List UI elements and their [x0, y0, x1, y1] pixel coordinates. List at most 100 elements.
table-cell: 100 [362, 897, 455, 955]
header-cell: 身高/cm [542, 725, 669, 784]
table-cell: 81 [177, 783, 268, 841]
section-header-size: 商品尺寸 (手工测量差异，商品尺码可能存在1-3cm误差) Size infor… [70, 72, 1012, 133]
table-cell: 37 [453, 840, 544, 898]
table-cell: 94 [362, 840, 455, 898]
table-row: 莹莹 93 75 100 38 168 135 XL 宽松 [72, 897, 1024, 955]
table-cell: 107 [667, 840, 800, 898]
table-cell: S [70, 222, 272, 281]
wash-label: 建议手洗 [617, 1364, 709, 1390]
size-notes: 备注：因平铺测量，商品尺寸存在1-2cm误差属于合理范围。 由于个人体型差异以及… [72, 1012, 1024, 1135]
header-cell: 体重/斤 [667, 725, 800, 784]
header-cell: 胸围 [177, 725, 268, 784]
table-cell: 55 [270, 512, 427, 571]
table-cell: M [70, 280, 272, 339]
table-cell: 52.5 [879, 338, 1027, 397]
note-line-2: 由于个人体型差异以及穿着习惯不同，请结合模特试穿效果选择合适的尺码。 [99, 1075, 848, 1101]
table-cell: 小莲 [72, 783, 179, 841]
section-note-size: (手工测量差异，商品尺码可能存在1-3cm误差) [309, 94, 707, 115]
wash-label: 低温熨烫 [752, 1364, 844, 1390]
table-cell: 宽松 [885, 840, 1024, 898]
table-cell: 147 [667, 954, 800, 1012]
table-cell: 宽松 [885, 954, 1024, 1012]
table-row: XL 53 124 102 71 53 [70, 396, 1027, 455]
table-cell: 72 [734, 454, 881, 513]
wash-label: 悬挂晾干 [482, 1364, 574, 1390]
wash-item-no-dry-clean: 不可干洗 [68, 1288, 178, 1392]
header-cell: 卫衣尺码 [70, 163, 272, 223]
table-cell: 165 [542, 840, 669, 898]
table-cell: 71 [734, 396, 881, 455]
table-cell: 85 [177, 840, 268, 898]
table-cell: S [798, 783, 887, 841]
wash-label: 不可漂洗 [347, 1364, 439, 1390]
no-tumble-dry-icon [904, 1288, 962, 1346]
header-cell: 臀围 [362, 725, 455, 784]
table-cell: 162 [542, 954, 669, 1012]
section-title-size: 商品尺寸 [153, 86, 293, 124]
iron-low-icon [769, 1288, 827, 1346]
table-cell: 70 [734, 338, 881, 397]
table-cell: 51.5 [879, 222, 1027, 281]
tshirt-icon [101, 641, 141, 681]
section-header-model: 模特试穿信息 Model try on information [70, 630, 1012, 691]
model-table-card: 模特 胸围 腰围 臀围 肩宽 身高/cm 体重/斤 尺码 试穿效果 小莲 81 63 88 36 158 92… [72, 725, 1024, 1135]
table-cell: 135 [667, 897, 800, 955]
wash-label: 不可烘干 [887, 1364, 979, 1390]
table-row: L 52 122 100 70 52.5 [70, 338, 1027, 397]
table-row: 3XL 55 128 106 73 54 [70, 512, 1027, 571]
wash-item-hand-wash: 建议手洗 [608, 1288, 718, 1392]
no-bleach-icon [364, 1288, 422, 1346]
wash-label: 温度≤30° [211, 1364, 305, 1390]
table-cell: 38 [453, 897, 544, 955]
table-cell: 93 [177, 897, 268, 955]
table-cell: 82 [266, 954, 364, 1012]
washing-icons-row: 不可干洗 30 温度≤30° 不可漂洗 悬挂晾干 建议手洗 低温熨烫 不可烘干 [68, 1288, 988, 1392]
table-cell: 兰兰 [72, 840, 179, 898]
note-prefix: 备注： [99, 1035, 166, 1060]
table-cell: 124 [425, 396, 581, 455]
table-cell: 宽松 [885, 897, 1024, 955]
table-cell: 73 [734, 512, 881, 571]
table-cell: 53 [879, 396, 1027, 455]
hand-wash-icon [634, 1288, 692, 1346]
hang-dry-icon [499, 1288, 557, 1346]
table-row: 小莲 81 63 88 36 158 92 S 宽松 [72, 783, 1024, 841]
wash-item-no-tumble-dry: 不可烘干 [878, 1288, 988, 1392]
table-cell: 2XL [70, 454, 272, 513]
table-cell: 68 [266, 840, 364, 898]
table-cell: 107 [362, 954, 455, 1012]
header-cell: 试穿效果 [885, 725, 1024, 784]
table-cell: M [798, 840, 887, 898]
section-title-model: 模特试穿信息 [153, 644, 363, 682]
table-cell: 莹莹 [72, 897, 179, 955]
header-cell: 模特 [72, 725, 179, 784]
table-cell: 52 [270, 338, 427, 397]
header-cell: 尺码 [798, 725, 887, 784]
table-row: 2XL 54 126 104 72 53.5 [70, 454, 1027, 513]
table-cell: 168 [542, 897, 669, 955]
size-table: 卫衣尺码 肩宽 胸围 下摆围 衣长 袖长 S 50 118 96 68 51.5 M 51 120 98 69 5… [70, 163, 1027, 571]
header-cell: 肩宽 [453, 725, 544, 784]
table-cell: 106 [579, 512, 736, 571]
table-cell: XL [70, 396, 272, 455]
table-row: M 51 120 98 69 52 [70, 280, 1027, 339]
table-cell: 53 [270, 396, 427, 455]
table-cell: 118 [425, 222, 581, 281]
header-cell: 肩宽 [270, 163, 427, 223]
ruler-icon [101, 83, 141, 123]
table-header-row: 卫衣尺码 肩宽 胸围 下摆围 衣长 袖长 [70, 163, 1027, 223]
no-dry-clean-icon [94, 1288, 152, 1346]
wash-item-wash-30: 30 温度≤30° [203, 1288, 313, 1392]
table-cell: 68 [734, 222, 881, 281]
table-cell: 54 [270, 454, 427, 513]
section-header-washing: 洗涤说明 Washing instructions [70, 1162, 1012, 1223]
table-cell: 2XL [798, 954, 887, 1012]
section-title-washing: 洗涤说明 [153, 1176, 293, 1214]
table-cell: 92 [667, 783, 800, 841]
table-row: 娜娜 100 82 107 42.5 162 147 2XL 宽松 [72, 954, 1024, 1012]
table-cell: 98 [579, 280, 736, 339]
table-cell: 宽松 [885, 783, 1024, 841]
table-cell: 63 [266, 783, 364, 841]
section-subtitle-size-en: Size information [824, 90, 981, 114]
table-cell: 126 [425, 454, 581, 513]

══════

Copy the listing above line for line, with no changes.

[WORKED SOLUTION]:
List UI elements and their [x0, y0, x1, y1] pixel coordinates. List at most 100 elements.
table-cell: 100 [362, 897, 455, 955]
header-cell: 身高/cm [542, 725, 669, 784]
table-cell: 81 [177, 783, 268, 841]
section-header-size: 商品尺寸 (手工测量差异，商品尺码可能存在1-3cm误差) Size infor… [70, 72, 1012, 133]
table-cell: 37 [453, 840, 544, 898]
table-cell: 94 [362, 840, 455, 898]
table-row: 莹莹 93 75 100 38 168 135 XL 宽松 [72, 897, 1024, 955]
table-cell: 107 [667, 840, 800, 898]
table-cell: S [70, 222, 272, 281]
wash-label: 建议手洗 [617, 1364, 709, 1390]
size-notes: 备注：因平铺测量，商品尺寸存在1-2cm误差属于合理范围。 由于个人体型差异以及… [72, 1012, 1024, 1135]
header-cell: 体重/斤 [667, 725, 800, 784]
header-cell: 胸围 [177, 725, 268, 784]
table-cell: 55 [270, 512, 427, 571]
table-cell: M [70, 280, 272, 339]
table-cell: 52.5 [879, 338, 1027, 397]
note-line-2: 由于个人体型差异以及穿着习惯不同，请结合模特试穿效果选择合适的尺码。 [99, 1075, 848, 1101]
table-cell: 小莲 [72, 783, 179, 841]
section-note-size: (手工测量差异，商品尺码可能存在1-3cm误差) [309, 94, 707, 115]
wash-label: 低温熨烫 [752, 1364, 844, 1390]
table-cell: 宽松 [885, 840, 1024, 898]
table-cell: 147 [667, 954, 800, 1012]
table-cell: 宽松 [885, 954, 1024, 1012]
table-row: XL 53 124 102 71 53 [70, 396, 1027, 455]
table-cell: 72 [734, 454, 881, 513]
wash-label: 悬挂晾干 [482, 1364, 574, 1390]
wash-item-no-dry-clean: 不可干洗 [68, 1288, 178, 1392]
header-cell: 卫衣尺码 [70, 163, 272, 223]
table-cell: 165 [542, 840, 669, 898]
table-cell: 71 [734, 396, 881, 455]
table-cell: 85 [177, 840, 268, 898]
table-cell: S [798, 783, 887, 841]
wash-label: 不可漂洗 [347, 1364, 439, 1390]
no-tumble-dry-icon [904, 1288, 962, 1346]
header-cell: 臀围 [362, 725, 455, 784]
table-cell: 162 [542, 954, 669, 1012]
section-title-size: 商品尺寸 [153, 86, 293, 124]
iron-low-icon [769, 1288, 827, 1346]
table-cell: 70 [734, 338, 881, 397]
table-cell: 51.5 [879, 222, 1027, 281]
tshirt-icon [101, 641, 141, 681]
section-header-model: 模特试穿信息 Model try on information [70, 630, 1012, 691]
model-table-card: 模特 胸围 腰围 臀围 肩宽 身高/cm 体重/斤 尺码 试穿效果 小莲 81 63 88 36 158 92… [72, 725, 1024, 1135]
table-cell: 135 [667, 897, 800, 955]
wash-label: 不可烘干 [887, 1364, 979, 1390]
table-row: L 52 122 100 70 52.5 [70, 338, 1027, 397]
table-row: 3XL 55 128 106 73 54 [70, 512, 1027, 571]
wash-item-hand-wash: 建议手洗 [608, 1288, 718, 1392]
no-bleach-icon [364, 1288, 422, 1346]
wash-label: 温度≤30° [211, 1364, 305, 1390]
table-cell: 38 [453, 897, 544, 955]
table-cell: 93 [177, 897, 268, 955]
table-cell: 82 [266, 954, 364, 1012]
washing-icons-row: 不可干洗 30 温度≤30° 不可漂洗 悬挂晾干 建议手洗 低温熨烫 不可烘干 [68, 1288, 988, 1392]
table-cell: 兰兰 [72, 840, 179, 898]
note-prefix: 备注： [99, 1035, 166, 1060]
table-cell: 124 [425, 396, 581, 455]
table-cell: 宽松 [885, 897, 1024, 955]
table-cell: 73 [734, 512, 881, 571]
table-cell: 53 [879, 396, 1027, 455]
hand-wash-icon [634, 1288, 692, 1346]
hang-dry-icon [499, 1288, 557, 1346]
table-row: 小莲 81 63 88 36 158 92 S 宽松 [72, 783, 1024, 841]
wash-item-no-tumble-dry: 不可烘干 [878, 1288, 988, 1392]
table-cell: 2XL [70, 454, 272, 513]
table-cell: 68 [266, 840, 364, 898]
table-cell: 107 [362, 954, 455, 1012]
header-cell: 试穿效果 [885, 725, 1024, 784]
table-cell: M [798, 840, 887, 898]
section-title-model: 模特试穿信息 [153, 644, 363, 682]
table-cell: 莹莹 [72, 897, 179, 955]
header-cell: 模特 [72, 725, 179, 784]
table-cell: 52 [270, 338, 427, 397]
header-cell: 尺码 [798, 725, 887, 784]
table-row: 2XL 54 126 104 72 53.5 [70, 454, 1027, 513]
table-cell: 168 [542, 897, 669, 955]
size-table: 卫衣尺码 肩宽 胸围 下摆围 衣长 袖长 S 50 118 96 68 51.5 M 51 120 98 69 5… [70, 163, 1027, 571]
header-cell: 肩宽 [453, 725, 544, 784]
table-cell: 106 [579, 512, 736, 571]
table-cell: XL [70, 396, 272, 455]
table-row: M 51 120 98 69 52 [70, 280, 1027, 339]
table-cell: 53 [270, 396, 427, 455]
table-cell: 118 [425, 222, 581, 281]
header-cell: 肩宽 [270, 163, 427, 223]
ruler-icon [101, 83, 141, 123]
table-header-row: 卫衣尺码 肩宽 胸围 下摆围 衣长 袖长 [70, 163, 1027, 223]
no-dry-clean-icon [94, 1288, 152, 1346]
wash-item-wash-30: 30 温度≤30° [203, 1288, 313, 1392]
table-cell: 68 [734, 222, 881, 281]
table-cell: 54 [270, 454, 427, 513]
section-header-washing: 洗涤说明 Washing instructions [70, 1162, 1012, 1223]
table-cell: 2XL [798, 954, 887, 1012]
section-title-washing: 洗涤说明 [153, 1176, 293, 1214]
table-cell: 92 [667, 783, 800, 841]
table-row: 娜娜 100 82 107 42.5 162 147 2XL 宽松 [72, 954, 1024, 1012]
table-cell: 98 [579, 280, 736, 339]
table-cell: 宽松 [885, 783, 1024, 841]
table-cell: 63 [266, 783, 364, 841]
section-subtitle-size-en: Size information [824, 90, 981, 114]
table-cell: 126 [425, 454, 581, 513]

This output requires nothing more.